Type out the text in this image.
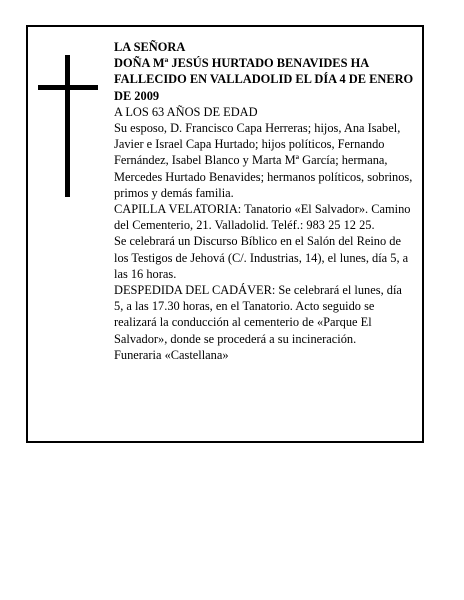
LA SEÑORA

DOÑA Mª JESÚS HURTADO BENAVIDES HA FALLECIDO EN VALLADOLID EL DÍA 4 DE ENERO DE 2009

A LOS 63 AÑOS DE EDAD

Su esposo, D. Francisco Capa Herreras; hijos, Ana Isabel, Javier e Israel Capa Hurtado; hijos políticos, Fernando Fernández, Isabel Blanco y Marta Mª García; hermana, Mercedes Hurtado Benavides; hermanos políticos, sobrinos, primos y demás familia.

CAPILLA VELATORIA: Tanatorio «El Salvador». Camino del Cementerio, 21. Valladolid. Teléf.: 983 25 12 25.

Se celebrará un Discurso Bíblico en el Salón del Reino de los Testigos de Jehová (C/. Industrias, 14), el lunes, día 5, a las 16 horas.

DESPEDIDA DEL CADÁVER: Se celebrará el lunes, día 5, a las 17.30 horas, en el Tanatorio. Acto seguido se realizará la conducción al cementerio de «Parque El Salvador», donde se procederá a su incineración.

Funeraria «Castellana»
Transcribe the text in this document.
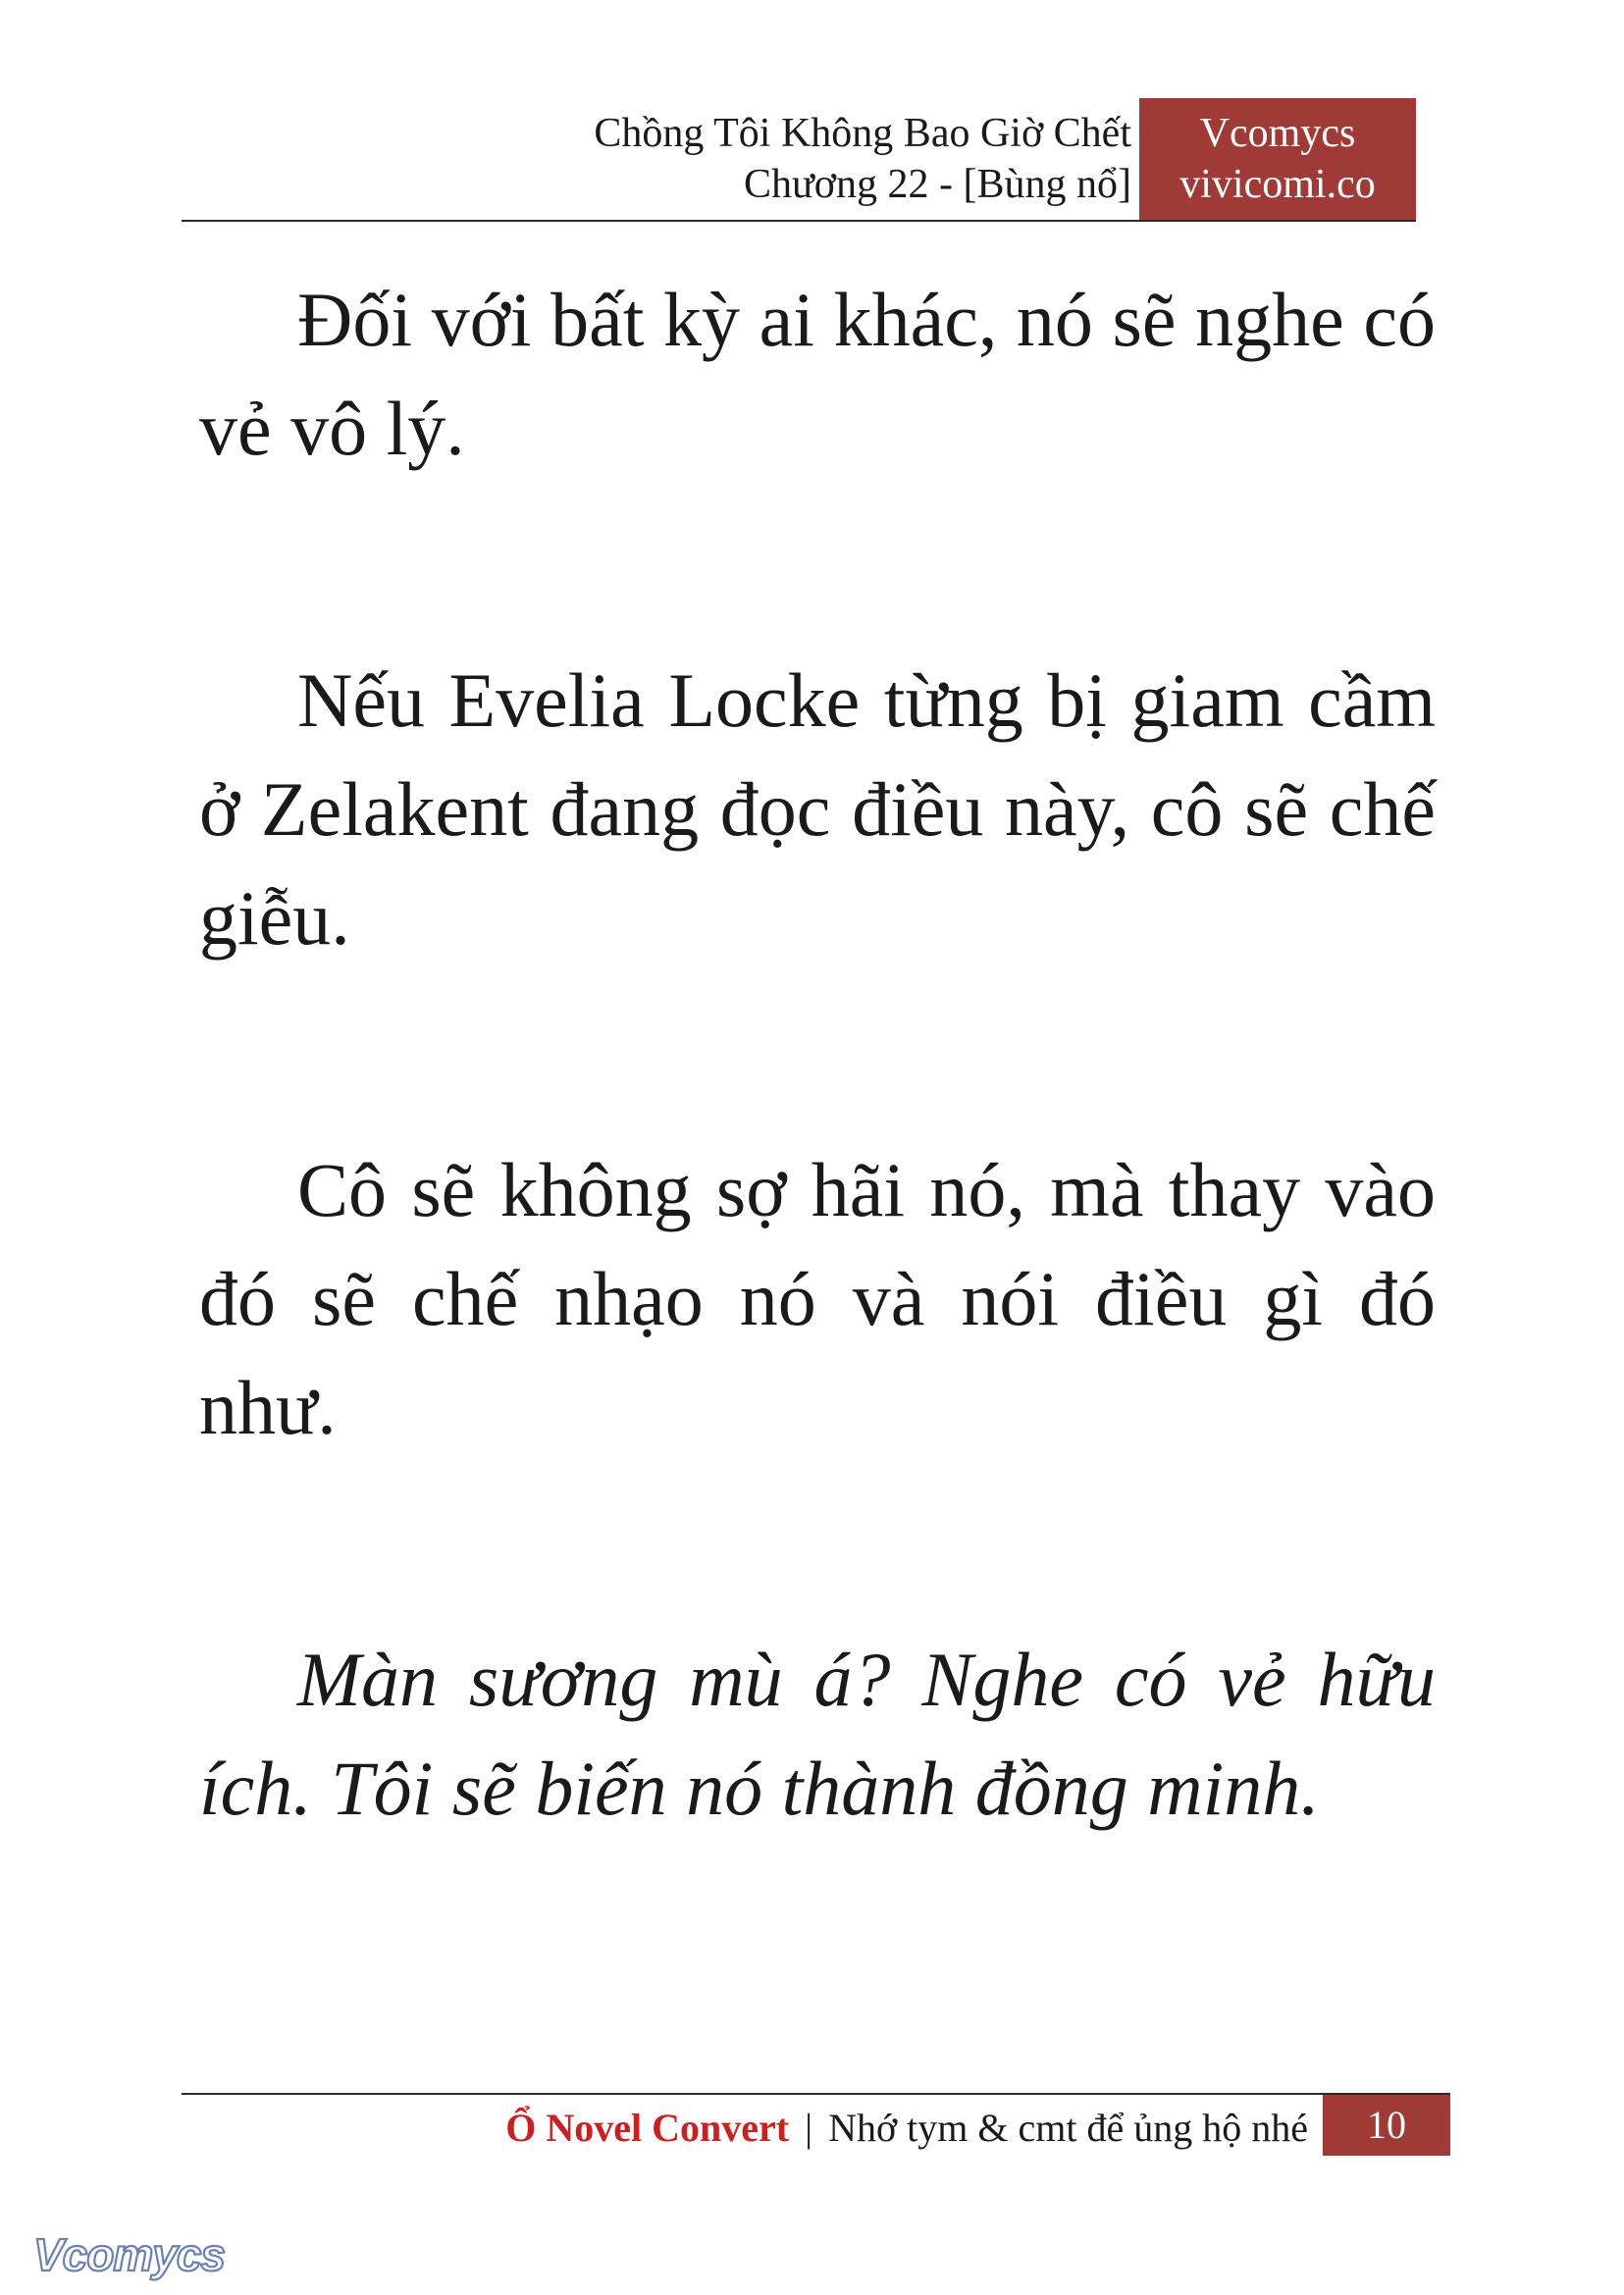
Chồng Tôi Không Bao Giờ Chết
Chương 22 - [Bùng nổ]
Vcomycs
vivicomi.co

Đối với bất kỳ ai khác, nó sẽ nghe có vẻ vô lý.

Nếu Evelia Locke từng bị giam cầm ở Zelakent đang đọc điều này, cô sẽ chế giễu.

Cô sẽ không sợ hãi nó, mà thay vào đó sẽ chế nhạo nó và nói điều gì đó như.

Màn sương mù á? Nghe có vẻ hữu ích. Tôi sẽ biến nó thành đồng minh.

Ổ Novel Convert | Nhớ tym & cmt để ủng hộ nhé	10
Vcomycs
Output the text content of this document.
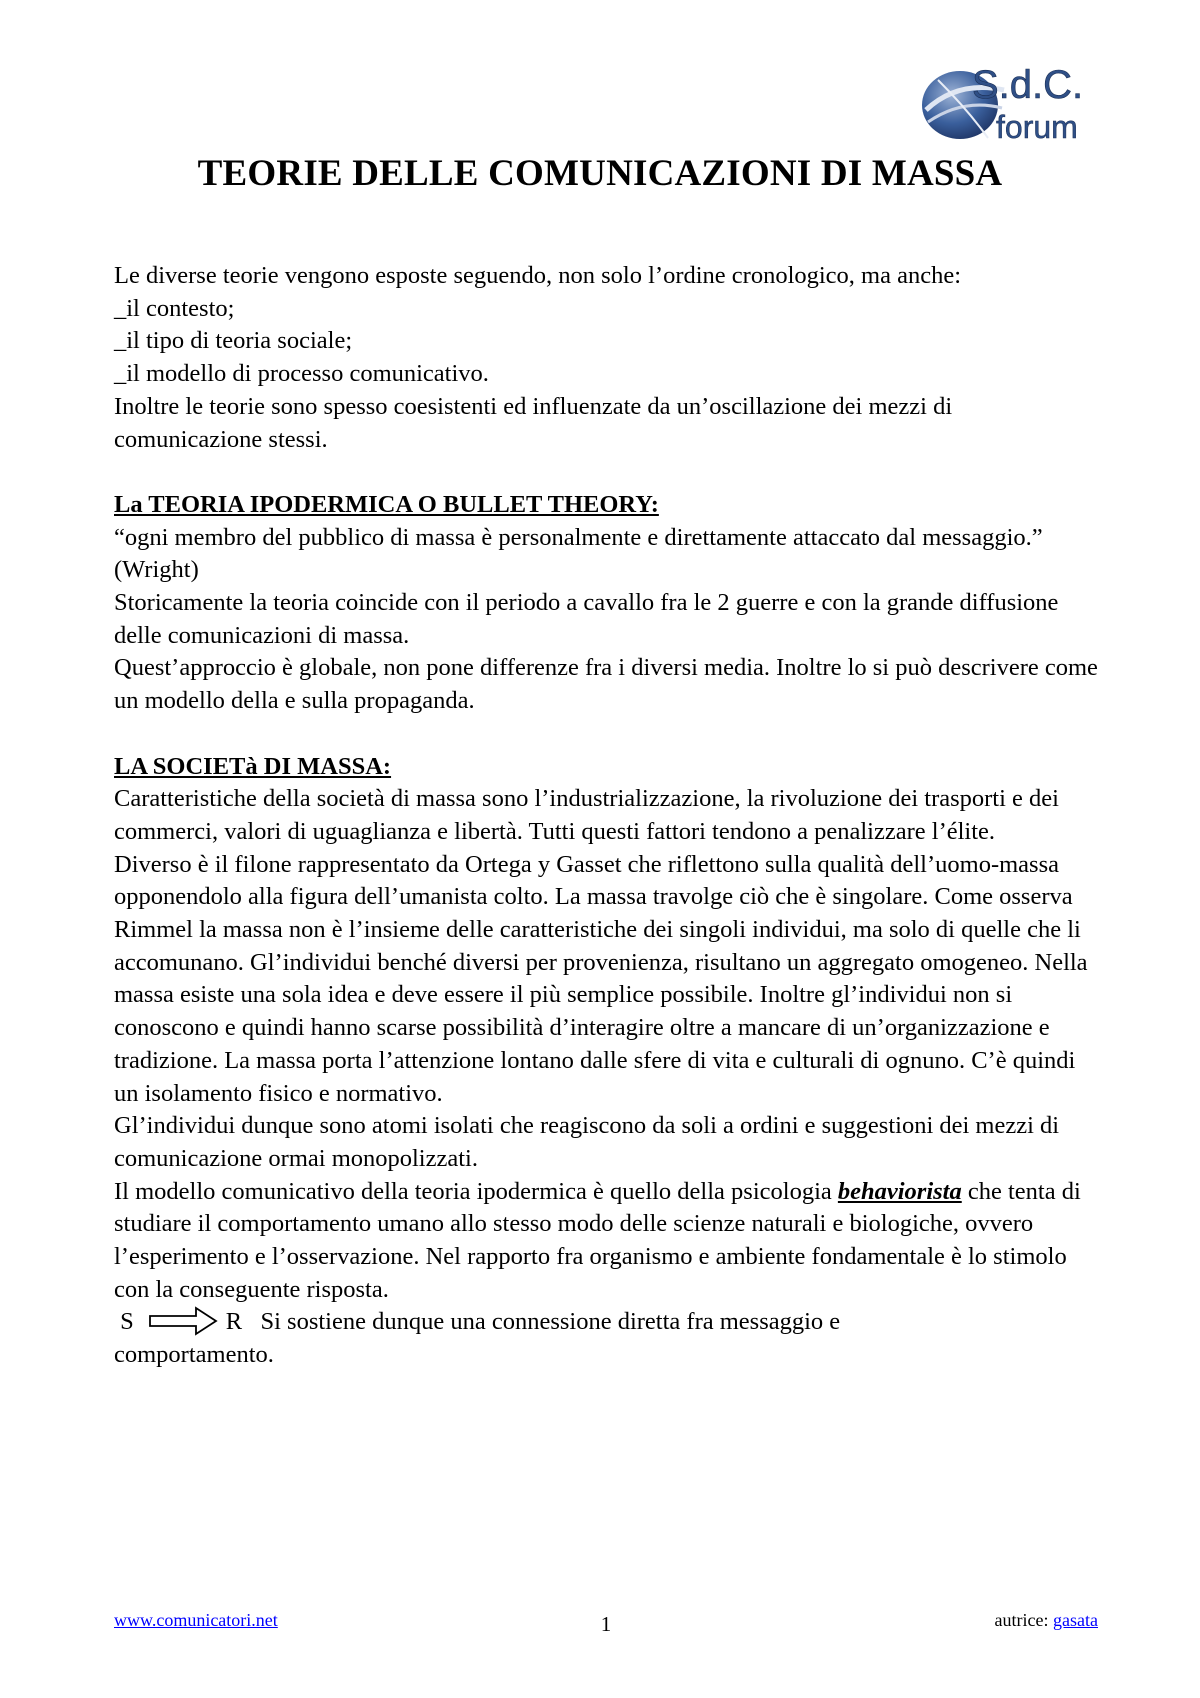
S.d.C.
forum
TEORIE DELLE COMUNICAZIONI DI MASSA

Le diverse teorie vengono esposte seguendo, non solo l’ordine cronologico, ma anche:

_il contesto;

_il tipo di teoria sociale;

_il modello di processo comunicativo.

Inoltre le teorie sono spesso coesistenti ed influenzate da un’oscillazione dei mezzi di comunicazione stessi.

La TEORIA IPODERMICA O BULLET THEORY:

“ogni membro del pubblico di massa è personalmente e direttamente attaccato dal messaggio.” (Wright)

Storicamente la teoria coincide con il periodo a cavallo fra le 2 guerre e con la grande diffusione delle comunicazioni di massa.

Quest’approccio è globale, non pone differenze fra i diversi media. Inoltre lo si può descrivere come un modello della e sulla propaganda.

LA SOCIETà DI MASSA:

Caratteristiche della società di massa sono l’industrializzazione, la rivoluzione dei trasporti e dei commerci, valori di uguaglianza e libertà. Tutti questi fattori tendono a penalizzare l’élite.

Diverso è il filone rappresentato da Ortega y Gasset che riflettono sulla qualità dell’uomo-massa opponendolo alla figura dell’umanista colto. La massa travolge ciò che è singolare. Come osserva Rimmel la massa non è l’insieme delle caratteristiche dei singoli individui, ma solo di quelle che li accomunano. Gl’individui benché diversi per provenienza, risultano un aggregato omogeneo. Nella massa esiste una sola idea e deve essere il più semplice possibile. Inoltre gl’individui non si conoscono e quindi hanno scarse possibilità d’interagire oltre a mancare di un’organizzazione e tradizione. La massa porta l’attenzione lontano dalle sfere di vita e culturali di ognuno. C’è quindi un isolamento fisico e normativo.

Gl’individui dunque sono atomi isolati che reagiscono da soli a ordini e suggestioni dei mezzi di comunicazione ormai monopolizzati.

Il modello comunicativo della teoria ipodermica è quello della psicologia behaviorista che tenta di studiare il comportamento umano allo stesso modo delle scienze naturali e biologiche, ovvero l’esperimento e l’osservazione. Nel rapporto fra organismo e ambiente fondamentale è lo stimolo con la conseguente risposta.

S	R Si sostiene dunque una connessione diretta fra messaggio e

comportamento.

www.comunicatori.net	1	autrice: gasata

******************************

Copy the data character for character, but drop all pictures from the copy.

## Result:
Type out the text in this image.
LA SEÑORA

DOÑA Mª JESÚS HURTADO BENAVIDES HA FALLECIDO EN VALLADOLID EL DÍA 4 DE ENERO DE 2009

A LOS 63 AÑOS DE EDAD

Su esposo, D. Francisco Capa Herreras; hijos, Ana Isabel, Javier e Israel Capa Hurtado; hijos políticos, Fernando Fernández, Isabel Blanco y Marta Mª García; hermana, Mercedes Hurtado Benavides; hermanos políticos, sobrinos, primos y demás familia.

CAPILLA VELATORIA: Tanatorio «El Salvador». Camino del Cementerio, 21. Valladolid. Teléf.: 983 25 12 25.

Se celebrará un Discurso Bíblico en el Salón del Reino de los Testigos de Jehová (C/. Industrias, 14), el lunes, día 5, a las 16 horas.

DESPEDIDA DEL CADÁVER: Se celebrará el lunes, día 5, a las 17.30 horas, en el Tanatorio. Acto seguido se realizará la conducción al cementerio de «Parque El Salvador», donde se procederá a su incineración.

Funeraria «Castellana»
Transcribe the text in this document.
Chồng Tôi Không Bao Giờ Chết
Chương 22 - [Bùng nổ]
Vcomycs
vivicomi.co

Đối với bất kỳ ai khác, nó sẽ nghe có vẻ vô lý.

Nếu Evelia Locke từng bị giam cầm ở Zelakent đang đọc điều này, cô sẽ chế giễu.

Cô sẽ không sợ hãi nó, mà thay vào đó sẽ chế nhạo nó và nói điều gì đó như.

Màn sương mù á? Nghe có vẻ hữu ích. Tôi sẽ biến nó thành đồng minh.

Ổ Novel Convert | Nhớ tym & cmt để ủng hộ nhé	10
Vcomycs
Output the text content of this document.
S.d.C.
forum
TEORIE DELLE COMUNICAZIONI DI MASSA

Le diverse teorie vengono esposte seguendo, non solo l’ordine cronologico, ma anche:

_il contesto;

_il tipo di teoria sociale;

_il modello di processo comunicativo.

Inoltre le teorie sono spesso coesistenti ed influenzate da un’oscillazione dei mezzi di comunicazione stessi.

La TEORIA IPODERMICA O BULLET THEORY:

“ogni membro del pubblico di massa è personalmente e direttamente attaccato dal messaggio.” (Wright)

Storicamente la teoria coincide con il periodo a cavallo fra le 2 guerre e con la grande diffusione delle comunicazioni di massa.

Quest’approccio è globale, non pone differenze fra i diversi media. Inoltre lo si può descrivere come un modello della e sulla propaganda.

LA SOCIETà DI MASSA:

Caratteristiche della società di massa sono l’industrializzazione, la rivoluzione dei trasporti e dei commerci, valori di uguaglianza e libertà. Tutti questi fattori tendono a penalizzare l’élite.

Diverso è il filone rappresentato da Ortega y Gasset che riflettono sulla qualità dell’uomo-massa opponendolo alla figura dell’umanista colto. La massa travolge ciò che è singolare. Come osserva Rimmel la massa non è l’insieme delle caratteristiche dei singoli individui, ma solo di quelle che li accomunano. Gl’individui benché diversi per provenienza, risultano un aggregato omogeneo. Nella massa esiste una sola idea e deve essere il più semplice possibile. Inoltre gl’individui non si conoscono e quindi hanno scarse possibilità d’interagire oltre a mancare di un’organizzazione e tradizione. La massa porta l’attenzione lontano dalle sfere di vita e culturali di ognuno. C’è quindi un isolamento fisico e normativo.

Gl’individui dunque sono atomi isolati che reagiscono da soli a ordini e suggestioni dei mezzi di comunicazione ormai monopolizzati.

Il modello comunicativo della teoria ipodermica è quello della psicologia behaviorista che tenta di studiare il comportamento umano allo stesso modo delle scienze naturali e biologiche, ovvero l’esperimento e l’osservazione. Nel rapporto fra organismo e ambiente fondamentale è lo stimolo con la conseguente risposta.

S	R Si sostiene dunque una connessione diretta fra messaggio e

comportamento.

www.comunicatori.net	1	autrice: gasata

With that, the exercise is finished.